_DATA FOR THE TASK_.
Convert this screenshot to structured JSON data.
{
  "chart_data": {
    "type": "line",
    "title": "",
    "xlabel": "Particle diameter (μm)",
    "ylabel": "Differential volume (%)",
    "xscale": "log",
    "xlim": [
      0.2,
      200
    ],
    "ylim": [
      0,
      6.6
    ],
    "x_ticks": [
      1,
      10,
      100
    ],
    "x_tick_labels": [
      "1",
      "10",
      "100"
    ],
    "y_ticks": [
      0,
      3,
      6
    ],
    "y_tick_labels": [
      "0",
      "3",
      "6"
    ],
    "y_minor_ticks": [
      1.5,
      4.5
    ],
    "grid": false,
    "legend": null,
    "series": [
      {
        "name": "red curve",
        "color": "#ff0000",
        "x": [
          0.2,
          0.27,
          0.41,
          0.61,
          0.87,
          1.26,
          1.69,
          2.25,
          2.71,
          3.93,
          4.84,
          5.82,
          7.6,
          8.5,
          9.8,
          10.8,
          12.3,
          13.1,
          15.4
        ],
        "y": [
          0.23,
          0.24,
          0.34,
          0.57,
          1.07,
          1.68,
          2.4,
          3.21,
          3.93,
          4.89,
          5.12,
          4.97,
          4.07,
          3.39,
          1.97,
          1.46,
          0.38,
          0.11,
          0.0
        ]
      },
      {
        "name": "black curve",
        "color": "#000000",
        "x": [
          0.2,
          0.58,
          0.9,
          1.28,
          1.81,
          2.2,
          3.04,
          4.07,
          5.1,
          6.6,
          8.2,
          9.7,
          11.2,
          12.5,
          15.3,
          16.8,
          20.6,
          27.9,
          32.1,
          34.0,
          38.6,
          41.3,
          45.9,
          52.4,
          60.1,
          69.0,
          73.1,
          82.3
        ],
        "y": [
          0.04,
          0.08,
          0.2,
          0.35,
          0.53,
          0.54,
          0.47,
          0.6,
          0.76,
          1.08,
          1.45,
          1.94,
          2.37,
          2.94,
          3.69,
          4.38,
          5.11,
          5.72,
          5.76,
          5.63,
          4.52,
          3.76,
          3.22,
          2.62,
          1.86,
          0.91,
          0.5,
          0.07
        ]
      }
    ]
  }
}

_DIRECTIVE_. Give back the data above exactly as it appears.

_WRITTEN RESPONSE_.
Convert this screenshot to structured JSON data.
{
  "chart_data": {
    "type": "line",
    "title": "",
    "xlabel": "Particle diameter (μm)",
    "ylabel": "Differential volume (%)",
    "xscale": "log",
    "xlim": [
      0.2,
      200
    ],
    "ylim": [
      0,
      6.6
    ],
    "x_ticks": [
      1,
      10,
      100
    ],
    "x_tick_labels": [
      "1",
      "10",
      "100"
    ],
    "y_ticks": [
      0,
      3,
      6
    ],
    "y_tick_labels": [
      "0",
      "3",
      "6"
    ],
    "y_minor_ticks": [
      1.5,
      4.5
    ],
    "grid": false,
    "legend": null,
    "series": [
      {
        "name": "red curve",
        "color": "#ff0000",
        "x": [
          0.2,
          0.27,
          0.41,
          0.61,
          0.87,
          1.26,
          1.69,
          2.25,
          2.71,
          3.93,
          4.84,
          5.82,
          7.6,
          8.5,
          9.8,
          10.8,
          12.3,
          13.1,
          15.4
        ],
        "y": [
          0.23,
          0.24,
          0.34,
          0.57,
          1.07,
          1.68,
          2.4,
          3.21,
          3.93,
          4.89,
          5.12,
          4.97,
          4.07,
          3.39,
          1.97,
          1.46,
          0.38,
          0.11,
          0.0
        ]
      },
      {
        "name": "black curve",
        "color": "#000000",
        "x": [
          0.2,
          0.58,
          0.9,
          1.28,
          1.81,
          2.2,
          3.04,
          4.07,
          5.1,
          6.6,
          8.2,
          9.7,
          11.2,
          12.5,
          15.3,
          16.8,
          20.6,
          27.9,
          32.1,
          34.0,
          38.6,
          41.3,
          45.9,
          52.4,
          60.1,
          69.0,
          73.1,
          82.3
        ],
        "y": [
          0.04,
          0.08,
          0.2,
          0.35,
          0.53,
          0.54,
          0.47,
          0.6,
          0.76,
          1.08,
          1.45,
          1.94,
          2.37,
          2.94,
          3.69,
          4.38,
          5.11,
          5.72,
          5.76,
          5.63,
          4.52,
          3.76,
          3.22,
          2.62,
          1.86,
          0.91,
          0.5,
          0.07
        ]
      }
    ]
  }
}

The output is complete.